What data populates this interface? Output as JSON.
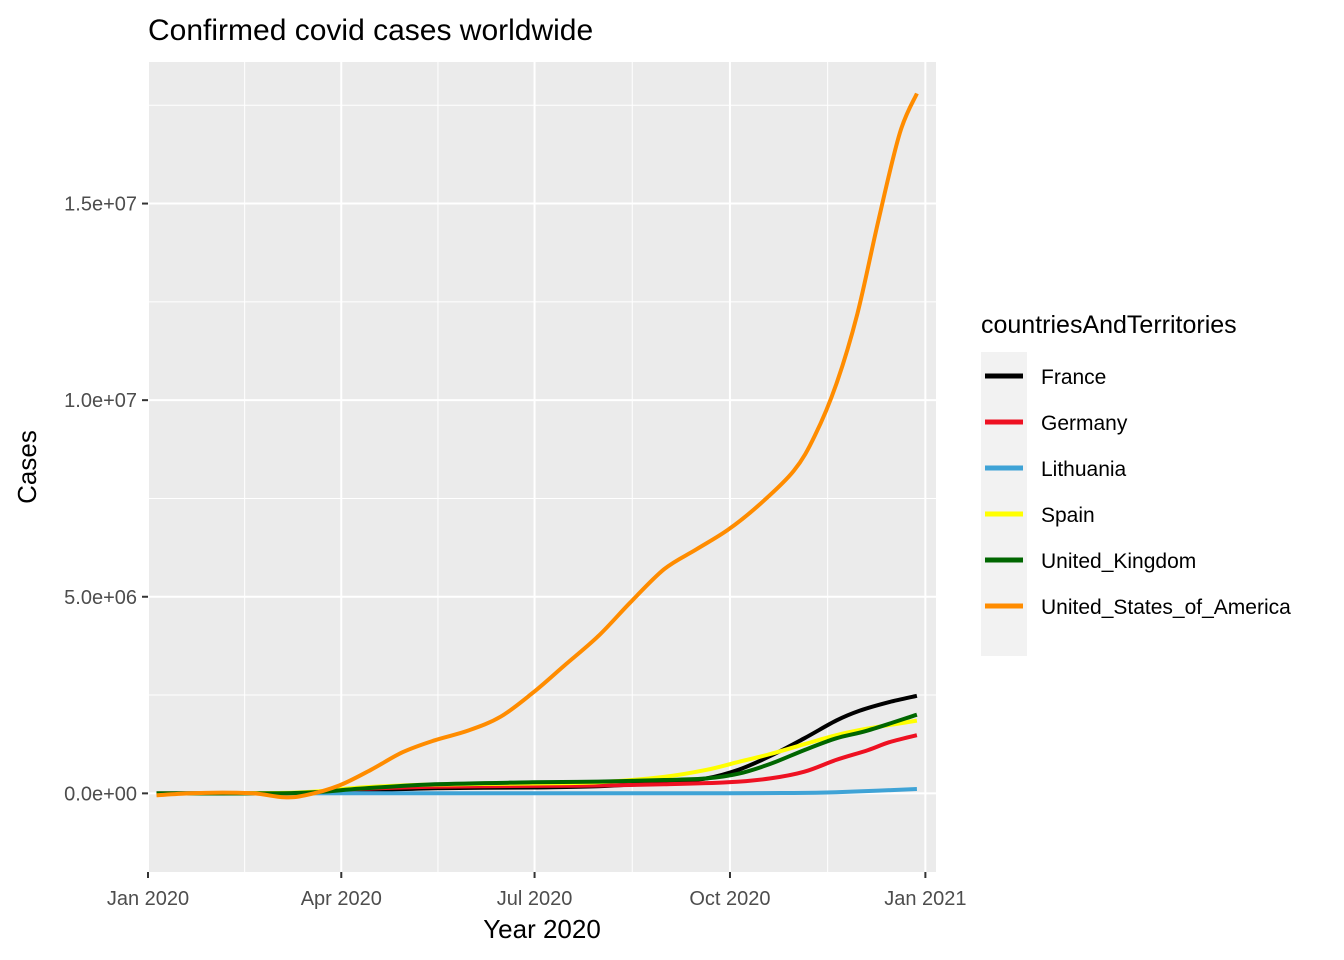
{
  "chart_data": {
    "type": "line",
    "title": "Confirmed covid cases worldwide",
    "xlabel": "Year 2020",
    "ylabel": "Cases",
    "x_type": "date",
    "xlim": [
      "2020-01-01",
      "2021-01-06"
    ],
    "ylim": [
      -2000000,
      18600000
    ],
    "x_ticks": [
      {
        "value": "2020-01-01",
        "label": "Jan 2020"
      },
      {
        "value": "2020-04-01",
        "label": "Apr 2020"
      },
      {
        "value": "2020-07-01",
        "label": "Jul 2020"
      },
      {
        "value": "2020-10-01",
        "label": "Oct 2020"
      },
      {
        "value": "2021-01-01",
        "label": "Jan 2021"
      }
    ],
    "y_ticks": [
      {
        "value": 0,
        "label": "0.0e+00"
      },
      {
        "value": 5000000,
        "label": "5.0e+06"
      },
      {
        "value": 10000000,
        "label": "1.0e+07"
      },
      {
        "value": 15000000,
        "label": "1.5e+07"
      }
    ],
    "grid": true,
    "legend": {
      "title": "countriesAndTerritories",
      "position": "right"
    },
    "series": [
      {
        "name": "France",
        "color": "#000000",
        "points": [
          [
            "2020-01-05",
            0
          ],
          [
            "2020-02-15",
            5000
          ],
          [
            "2020-03-20",
            20000
          ],
          [
            "2020-04-15",
            80000
          ],
          [
            "2020-05-15",
            130000
          ],
          [
            "2020-06-30",
            150000
          ],
          [
            "2020-07-31",
            180000
          ],
          [
            "2020-08-31",
            280000
          ],
          [
            "2020-09-20",
            380000
          ],
          [
            "2020-10-05",
            600000
          ],
          [
            "2020-10-20",
            950000
          ],
          [
            "2020-11-05",
            1400000
          ],
          [
            "2020-11-20",
            1850000
          ],
          [
            "2020-12-01",
            2100000
          ],
          [
            "2020-12-15",
            2320000
          ],
          [
            "2020-12-28",
            2480000
          ]
        ]
      },
      {
        "name": "Germany",
        "color": "#ee1122",
        "points": [
          [
            "2020-01-05",
            0
          ],
          [
            "2020-03-10",
            10000
          ],
          [
            "2020-04-10",
            110000
          ],
          [
            "2020-05-15",
            170000
          ],
          [
            "2020-06-30",
            190000
          ],
          [
            "2020-07-31",
            200000
          ],
          [
            "2020-08-31",
            230000
          ],
          [
            "2020-09-30",
            280000
          ],
          [
            "2020-10-20",
            380000
          ],
          [
            "2020-11-05",
            550000
          ],
          [
            "2020-11-20",
            850000
          ],
          [
            "2020-12-05",
            1100000
          ],
          [
            "2020-12-15",
            1300000
          ],
          [
            "2020-12-28",
            1480000
          ]
        ]
      },
      {
        "name": "Lithuania",
        "color": "#3fa3d6",
        "points": [
          [
            "2020-01-05",
            0
          ],
          [
            "2020-06-30",
            2000
          ],
          [
            "2020-09-30",
            5000
          ],
          [
            "2020-10-31",
            10000
          ],
          [
            "2020-11-20",
            30000
          ],
          [
            "2020-12-10",
            70000
          ],
          [
            "2020-12-28",
            110000
          ]
        ]
      },
      {
        "name": "Spain",
        "color": "#ffff00",
        "points": [
          [
            "2020-01-05",
            0
          ],
          [
            "2020-03-10",
            20000
          ],
          [
            "2020-04-10",
            150000
          ],
          [
            "2020-05-10",
            220000
          ],
          [
            "2020-06-30",
            250000
          ],
          [
            "2020-07-31",
            280000
          ],
          [
            "2020-08-31",
            420000
          ],
          [
            "2020-09-20",
            600000
          ],
          [
            "2020-10-05",
            800000
          ],
          [
            "2020-10-20",
            1000000
          ],
          [
            "2020-11-05",
            1250000
          ],
          [
            "2020-11-20",
            1480000
          ],
          [
            "2020-12-05",
            1650000
          ],
          [
            "2020-12-28",
            1850000
          ]
        ]
      },
      {
        "name": "United_Kingdom",
        "color": "#006600",
        "points": [
          [
            "2020-01-05",
            0
          ],
          [
            "2020-03-10",
            10000
          ],
          [
            "2020-04-10",
            120000
          ],
          [
            "2020-05-15",
            230000
          ],
          [
            "2020-06-30",
            280000
          ],
          [
            "2020-07-31",
            300000
          ],
          [
            "2020-08-31",
            340000
          ],
          [
            "2020-09-20",
            380000
          ],
          [
            "2020-10-05",
            500000
          ],
          [
            "2020-10-20",
            750000
          ],
          [
            "2020-11-05",
            1100000
          ],
          [
            "2020-11-20",
            1400000
          ],
          [
            "2020-12-05",
            1600000
          ],
          [
            "2020-12-28",
            2000000
          ]
        ]
      },
      {
        "name": "United_States_of_America",
        "color": "#ff8c00",
        "points": [
          [
            "2020-01-05",
            -50000
          ],
          [
            "2020-01-20",
            0
          ],
          [
            "2020-02-05",
            20000
          ],
          [
            "2020-02-20",
            0
          ],
          [
            "2020-03-05",
            -100000
          ],
          [
            "2020-03-15",
            -50000
          ],
          [
            "2020-03-31",
            200000
          ],
          [
            "2020-04-15",
            600000
          ],
          [
            "2020-04-30",
            1050000
          ],
          [
            "2020-05-15",
            1350000
          ],
          [
            "2020-05-31",
            1600000
          ],
          [
            "2020-06-15",
            1950000
          ],
          [
            "2020-06-30",
            2550000
          ],
          [
            "2020-07-15",
            3250000
          ],
          [
            "2020-07-31",
            4000000
          ],
          [
            "2020-08-15",
            4850000
          ],
          [
            "2020-08-31",
            5700000
          ],
          [
            "2020-09-15",
            6200000
          ],
          [
            "2020-09-30",
            6700000
          ],
          [
            "2020-10-15",
            7350000
          ],
          [
            "2020-10-31",
            8200000
          ],
          [
            "2020-11-10",
            9100000
          ],
          [
            "2020-11-20",
            10400000
          ],
          [
            "2020-11-30",
            12200000
          ],
          [
            "2020-12-10",
            14600000
          ],
          [
            "2020-12-20",
            16800000
          ],
          [
            "2020-12-28",
            17800000
          ]
        ]
      }
    ]
  }
}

_PROBLEM STATEMENT_
Reproduce each line holding the word "title".

_THE RESPONSE_
    "title": "Confirmed covid cases worldwide",
      "title": "countriesAndTerritories",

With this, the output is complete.